What to work on
Which of the lines below holds the string "longer"? Copy every line that does.

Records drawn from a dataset

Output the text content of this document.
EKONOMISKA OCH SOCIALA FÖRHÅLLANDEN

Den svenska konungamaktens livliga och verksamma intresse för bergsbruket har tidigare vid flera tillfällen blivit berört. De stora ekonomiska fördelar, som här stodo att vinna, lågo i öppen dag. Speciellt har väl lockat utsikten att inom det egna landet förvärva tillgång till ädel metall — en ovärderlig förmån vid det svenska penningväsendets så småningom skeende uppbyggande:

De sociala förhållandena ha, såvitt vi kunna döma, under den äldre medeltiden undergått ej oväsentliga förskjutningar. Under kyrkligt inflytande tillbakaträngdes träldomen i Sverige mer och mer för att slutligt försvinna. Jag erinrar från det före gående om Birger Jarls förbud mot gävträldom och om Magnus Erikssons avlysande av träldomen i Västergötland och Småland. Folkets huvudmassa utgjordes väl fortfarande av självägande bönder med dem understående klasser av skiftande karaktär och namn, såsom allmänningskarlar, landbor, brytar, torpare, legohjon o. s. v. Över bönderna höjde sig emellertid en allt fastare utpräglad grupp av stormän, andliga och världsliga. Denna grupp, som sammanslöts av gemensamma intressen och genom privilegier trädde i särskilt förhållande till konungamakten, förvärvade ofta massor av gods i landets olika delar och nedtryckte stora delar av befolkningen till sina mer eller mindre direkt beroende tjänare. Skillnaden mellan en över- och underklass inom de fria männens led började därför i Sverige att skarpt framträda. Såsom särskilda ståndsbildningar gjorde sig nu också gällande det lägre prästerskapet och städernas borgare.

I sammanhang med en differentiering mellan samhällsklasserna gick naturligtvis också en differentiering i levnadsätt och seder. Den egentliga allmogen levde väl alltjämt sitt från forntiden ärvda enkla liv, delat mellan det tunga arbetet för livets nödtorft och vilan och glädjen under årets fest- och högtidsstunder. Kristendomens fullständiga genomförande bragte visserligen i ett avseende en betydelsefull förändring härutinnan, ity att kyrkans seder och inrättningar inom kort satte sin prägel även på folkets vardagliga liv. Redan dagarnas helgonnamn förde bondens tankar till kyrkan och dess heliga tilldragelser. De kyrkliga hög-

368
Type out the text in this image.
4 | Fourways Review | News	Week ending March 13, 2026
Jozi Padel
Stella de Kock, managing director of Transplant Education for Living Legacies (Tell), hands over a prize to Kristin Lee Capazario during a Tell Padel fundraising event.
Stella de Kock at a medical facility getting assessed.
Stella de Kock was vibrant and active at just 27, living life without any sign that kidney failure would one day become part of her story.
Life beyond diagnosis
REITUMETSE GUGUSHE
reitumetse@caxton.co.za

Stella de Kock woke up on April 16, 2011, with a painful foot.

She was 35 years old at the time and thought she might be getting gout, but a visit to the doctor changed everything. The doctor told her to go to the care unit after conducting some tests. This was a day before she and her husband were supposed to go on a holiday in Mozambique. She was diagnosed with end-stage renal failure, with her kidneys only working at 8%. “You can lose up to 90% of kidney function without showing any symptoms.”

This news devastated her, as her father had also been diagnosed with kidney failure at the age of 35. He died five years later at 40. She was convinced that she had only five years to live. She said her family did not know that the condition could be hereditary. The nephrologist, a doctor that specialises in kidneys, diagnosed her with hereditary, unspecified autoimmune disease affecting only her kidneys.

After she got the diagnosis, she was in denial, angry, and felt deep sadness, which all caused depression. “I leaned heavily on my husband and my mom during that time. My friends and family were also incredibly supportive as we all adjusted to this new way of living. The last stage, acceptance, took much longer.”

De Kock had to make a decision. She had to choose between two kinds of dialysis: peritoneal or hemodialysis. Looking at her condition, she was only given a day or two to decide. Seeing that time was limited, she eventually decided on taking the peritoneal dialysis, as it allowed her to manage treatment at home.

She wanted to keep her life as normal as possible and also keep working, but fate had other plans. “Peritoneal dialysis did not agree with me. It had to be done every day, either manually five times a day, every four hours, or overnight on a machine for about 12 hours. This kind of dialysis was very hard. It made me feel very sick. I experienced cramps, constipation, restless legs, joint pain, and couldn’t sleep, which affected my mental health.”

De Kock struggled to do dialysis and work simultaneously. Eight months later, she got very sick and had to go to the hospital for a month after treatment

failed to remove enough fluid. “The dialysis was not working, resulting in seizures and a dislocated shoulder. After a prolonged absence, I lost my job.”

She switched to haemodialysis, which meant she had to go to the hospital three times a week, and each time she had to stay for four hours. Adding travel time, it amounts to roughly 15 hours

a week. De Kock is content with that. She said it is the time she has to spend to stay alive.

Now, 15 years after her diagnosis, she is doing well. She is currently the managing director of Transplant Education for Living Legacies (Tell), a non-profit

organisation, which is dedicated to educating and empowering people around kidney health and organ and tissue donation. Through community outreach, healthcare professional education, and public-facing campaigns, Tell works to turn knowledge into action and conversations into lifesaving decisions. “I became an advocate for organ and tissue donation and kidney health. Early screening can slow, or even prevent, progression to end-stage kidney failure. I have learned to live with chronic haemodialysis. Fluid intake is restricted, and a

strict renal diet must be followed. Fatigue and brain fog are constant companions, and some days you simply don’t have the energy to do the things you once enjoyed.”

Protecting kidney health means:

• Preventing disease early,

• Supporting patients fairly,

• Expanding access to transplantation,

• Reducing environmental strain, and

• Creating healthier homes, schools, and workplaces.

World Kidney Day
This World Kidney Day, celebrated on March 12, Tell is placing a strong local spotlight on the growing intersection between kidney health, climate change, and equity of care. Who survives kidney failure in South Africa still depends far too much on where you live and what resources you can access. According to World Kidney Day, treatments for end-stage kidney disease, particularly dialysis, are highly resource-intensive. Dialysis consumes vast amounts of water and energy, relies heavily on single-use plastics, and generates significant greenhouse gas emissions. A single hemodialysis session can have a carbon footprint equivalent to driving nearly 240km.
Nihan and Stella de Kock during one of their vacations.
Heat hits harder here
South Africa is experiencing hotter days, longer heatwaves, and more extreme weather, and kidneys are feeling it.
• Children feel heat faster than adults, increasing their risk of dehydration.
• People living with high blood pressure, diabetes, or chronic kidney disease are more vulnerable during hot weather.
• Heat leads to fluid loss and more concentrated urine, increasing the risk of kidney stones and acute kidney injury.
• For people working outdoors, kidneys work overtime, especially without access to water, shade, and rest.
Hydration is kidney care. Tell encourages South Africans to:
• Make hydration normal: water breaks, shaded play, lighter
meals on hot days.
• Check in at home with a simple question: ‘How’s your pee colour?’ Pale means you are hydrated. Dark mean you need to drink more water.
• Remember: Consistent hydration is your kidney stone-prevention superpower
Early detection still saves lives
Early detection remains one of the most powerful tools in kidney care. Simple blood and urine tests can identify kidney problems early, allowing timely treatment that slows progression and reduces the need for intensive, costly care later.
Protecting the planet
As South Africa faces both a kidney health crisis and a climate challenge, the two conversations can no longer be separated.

The answer
After she got the diagnosis, she was in denial, angry, and felt deep sadness, which all caused depression. “I leaned heavily on my husband and my mom during that time. My friends and family were also incredibly supportive as we all adjusted to this new way of living. The last stage, acceptance, took much longer.”
South Africa is experiencing hotter days, longer heatwaves, and more extreme weather, and kidneys are feeling it.
As South Africa faces both a kidney health crisis and a climate challenge, the two conversations can no longer be separated.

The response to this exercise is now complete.